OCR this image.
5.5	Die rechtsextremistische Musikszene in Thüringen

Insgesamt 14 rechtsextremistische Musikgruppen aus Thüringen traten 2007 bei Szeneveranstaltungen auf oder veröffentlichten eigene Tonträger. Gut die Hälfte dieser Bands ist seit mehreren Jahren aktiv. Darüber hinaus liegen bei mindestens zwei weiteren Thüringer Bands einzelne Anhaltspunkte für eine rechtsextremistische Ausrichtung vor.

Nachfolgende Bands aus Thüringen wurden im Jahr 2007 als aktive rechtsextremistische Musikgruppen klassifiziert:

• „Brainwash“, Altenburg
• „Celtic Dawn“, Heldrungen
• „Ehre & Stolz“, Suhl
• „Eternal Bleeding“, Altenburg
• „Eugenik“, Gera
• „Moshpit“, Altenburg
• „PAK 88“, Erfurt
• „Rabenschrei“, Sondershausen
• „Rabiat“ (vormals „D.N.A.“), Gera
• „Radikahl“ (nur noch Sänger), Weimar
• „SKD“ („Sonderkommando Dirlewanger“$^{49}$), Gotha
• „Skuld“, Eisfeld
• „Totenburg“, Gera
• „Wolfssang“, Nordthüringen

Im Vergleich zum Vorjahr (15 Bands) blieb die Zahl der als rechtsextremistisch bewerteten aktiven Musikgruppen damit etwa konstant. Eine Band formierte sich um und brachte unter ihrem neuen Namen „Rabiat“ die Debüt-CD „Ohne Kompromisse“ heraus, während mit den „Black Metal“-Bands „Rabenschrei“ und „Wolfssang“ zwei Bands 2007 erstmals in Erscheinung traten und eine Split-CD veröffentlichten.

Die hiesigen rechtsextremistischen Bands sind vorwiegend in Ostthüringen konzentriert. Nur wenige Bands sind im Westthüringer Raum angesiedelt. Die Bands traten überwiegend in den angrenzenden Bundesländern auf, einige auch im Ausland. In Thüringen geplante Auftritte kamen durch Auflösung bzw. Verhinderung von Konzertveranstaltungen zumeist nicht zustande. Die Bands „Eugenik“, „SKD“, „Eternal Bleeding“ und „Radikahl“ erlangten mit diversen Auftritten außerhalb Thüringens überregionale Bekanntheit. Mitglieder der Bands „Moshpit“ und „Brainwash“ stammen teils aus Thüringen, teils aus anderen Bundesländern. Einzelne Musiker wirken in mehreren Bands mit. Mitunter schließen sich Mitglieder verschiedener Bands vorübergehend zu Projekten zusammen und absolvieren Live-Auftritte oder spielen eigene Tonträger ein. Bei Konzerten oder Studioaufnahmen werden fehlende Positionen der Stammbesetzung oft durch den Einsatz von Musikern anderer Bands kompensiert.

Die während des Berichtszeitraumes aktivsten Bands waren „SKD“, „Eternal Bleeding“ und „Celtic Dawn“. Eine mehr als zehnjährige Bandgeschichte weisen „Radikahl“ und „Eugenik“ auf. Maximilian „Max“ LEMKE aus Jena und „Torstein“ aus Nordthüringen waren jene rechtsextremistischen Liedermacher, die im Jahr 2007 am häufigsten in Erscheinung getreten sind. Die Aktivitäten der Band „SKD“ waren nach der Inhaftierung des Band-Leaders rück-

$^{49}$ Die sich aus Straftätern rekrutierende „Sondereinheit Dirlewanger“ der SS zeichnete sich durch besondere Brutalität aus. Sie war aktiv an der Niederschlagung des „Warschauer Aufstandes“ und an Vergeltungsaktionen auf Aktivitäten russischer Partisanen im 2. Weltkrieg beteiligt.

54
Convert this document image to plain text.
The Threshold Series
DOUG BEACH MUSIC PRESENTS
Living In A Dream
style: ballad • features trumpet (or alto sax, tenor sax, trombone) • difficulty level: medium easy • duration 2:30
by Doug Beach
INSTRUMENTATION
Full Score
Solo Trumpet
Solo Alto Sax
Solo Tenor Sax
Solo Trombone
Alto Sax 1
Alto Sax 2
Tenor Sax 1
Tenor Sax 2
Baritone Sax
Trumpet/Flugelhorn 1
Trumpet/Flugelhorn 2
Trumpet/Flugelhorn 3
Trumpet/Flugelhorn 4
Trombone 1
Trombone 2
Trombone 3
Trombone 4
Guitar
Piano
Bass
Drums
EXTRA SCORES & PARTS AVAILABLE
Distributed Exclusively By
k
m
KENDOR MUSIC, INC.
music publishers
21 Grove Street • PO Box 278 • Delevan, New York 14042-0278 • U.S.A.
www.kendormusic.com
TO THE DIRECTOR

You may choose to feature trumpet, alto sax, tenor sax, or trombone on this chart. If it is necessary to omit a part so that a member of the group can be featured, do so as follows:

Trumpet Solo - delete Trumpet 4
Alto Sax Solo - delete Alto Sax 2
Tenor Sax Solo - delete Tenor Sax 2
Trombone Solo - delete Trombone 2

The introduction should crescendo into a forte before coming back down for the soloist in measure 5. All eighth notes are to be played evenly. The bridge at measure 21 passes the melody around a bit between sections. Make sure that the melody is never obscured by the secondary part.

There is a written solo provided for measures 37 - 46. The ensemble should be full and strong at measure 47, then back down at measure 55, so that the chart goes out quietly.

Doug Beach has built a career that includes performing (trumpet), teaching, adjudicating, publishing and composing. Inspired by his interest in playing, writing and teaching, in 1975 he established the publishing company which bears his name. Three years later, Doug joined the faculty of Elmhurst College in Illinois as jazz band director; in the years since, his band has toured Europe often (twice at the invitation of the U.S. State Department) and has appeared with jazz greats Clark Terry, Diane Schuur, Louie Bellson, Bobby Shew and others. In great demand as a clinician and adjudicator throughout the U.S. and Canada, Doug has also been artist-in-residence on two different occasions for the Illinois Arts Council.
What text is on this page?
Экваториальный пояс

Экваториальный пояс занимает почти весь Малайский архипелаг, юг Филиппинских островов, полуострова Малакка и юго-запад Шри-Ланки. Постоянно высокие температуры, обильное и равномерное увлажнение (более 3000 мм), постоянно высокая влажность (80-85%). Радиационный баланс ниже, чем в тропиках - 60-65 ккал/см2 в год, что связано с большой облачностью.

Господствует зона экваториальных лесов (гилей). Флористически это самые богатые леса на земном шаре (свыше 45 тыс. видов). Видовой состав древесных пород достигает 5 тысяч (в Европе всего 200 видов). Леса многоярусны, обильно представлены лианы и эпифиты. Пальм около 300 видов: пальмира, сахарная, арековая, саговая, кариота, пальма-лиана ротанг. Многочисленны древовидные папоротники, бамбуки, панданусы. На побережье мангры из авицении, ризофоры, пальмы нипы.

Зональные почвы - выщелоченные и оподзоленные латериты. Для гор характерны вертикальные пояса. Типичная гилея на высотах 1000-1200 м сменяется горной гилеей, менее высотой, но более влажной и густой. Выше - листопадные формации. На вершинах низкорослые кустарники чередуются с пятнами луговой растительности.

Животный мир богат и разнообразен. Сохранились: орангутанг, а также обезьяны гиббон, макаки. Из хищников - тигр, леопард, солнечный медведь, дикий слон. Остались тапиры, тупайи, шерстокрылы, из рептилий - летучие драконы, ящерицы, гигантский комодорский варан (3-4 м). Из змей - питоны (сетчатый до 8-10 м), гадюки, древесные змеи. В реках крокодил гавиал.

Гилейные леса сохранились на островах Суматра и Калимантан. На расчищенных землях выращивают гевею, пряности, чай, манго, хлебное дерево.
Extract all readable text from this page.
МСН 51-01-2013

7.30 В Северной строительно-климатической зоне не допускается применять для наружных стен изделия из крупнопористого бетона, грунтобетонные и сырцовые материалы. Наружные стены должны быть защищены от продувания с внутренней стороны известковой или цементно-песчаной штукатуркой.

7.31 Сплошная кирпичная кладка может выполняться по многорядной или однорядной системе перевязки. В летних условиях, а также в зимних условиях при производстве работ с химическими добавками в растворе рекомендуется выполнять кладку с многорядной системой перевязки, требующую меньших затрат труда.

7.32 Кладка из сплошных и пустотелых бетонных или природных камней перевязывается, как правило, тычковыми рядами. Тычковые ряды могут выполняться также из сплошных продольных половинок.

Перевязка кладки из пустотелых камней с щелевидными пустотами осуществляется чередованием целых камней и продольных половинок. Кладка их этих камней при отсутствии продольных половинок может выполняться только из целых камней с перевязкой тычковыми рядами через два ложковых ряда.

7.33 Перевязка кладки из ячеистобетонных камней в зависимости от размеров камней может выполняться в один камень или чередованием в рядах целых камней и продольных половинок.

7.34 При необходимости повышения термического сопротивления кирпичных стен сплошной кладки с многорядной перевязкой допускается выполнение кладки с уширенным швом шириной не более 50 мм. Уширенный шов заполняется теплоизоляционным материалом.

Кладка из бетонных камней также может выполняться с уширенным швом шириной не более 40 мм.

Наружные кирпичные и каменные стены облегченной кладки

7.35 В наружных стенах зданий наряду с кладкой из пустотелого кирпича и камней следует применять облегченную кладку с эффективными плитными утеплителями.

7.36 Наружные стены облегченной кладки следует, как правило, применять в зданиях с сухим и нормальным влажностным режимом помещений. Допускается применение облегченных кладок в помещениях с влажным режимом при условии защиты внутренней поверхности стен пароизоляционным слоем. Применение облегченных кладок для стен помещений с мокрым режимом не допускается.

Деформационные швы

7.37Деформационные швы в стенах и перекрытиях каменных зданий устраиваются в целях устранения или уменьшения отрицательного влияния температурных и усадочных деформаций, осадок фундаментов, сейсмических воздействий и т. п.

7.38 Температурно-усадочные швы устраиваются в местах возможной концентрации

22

━━━━━━

* **To do**:
How many lines of the entries above hold the string "Flugelhorn"? Reply with the number alone.

* **Correct output**:
4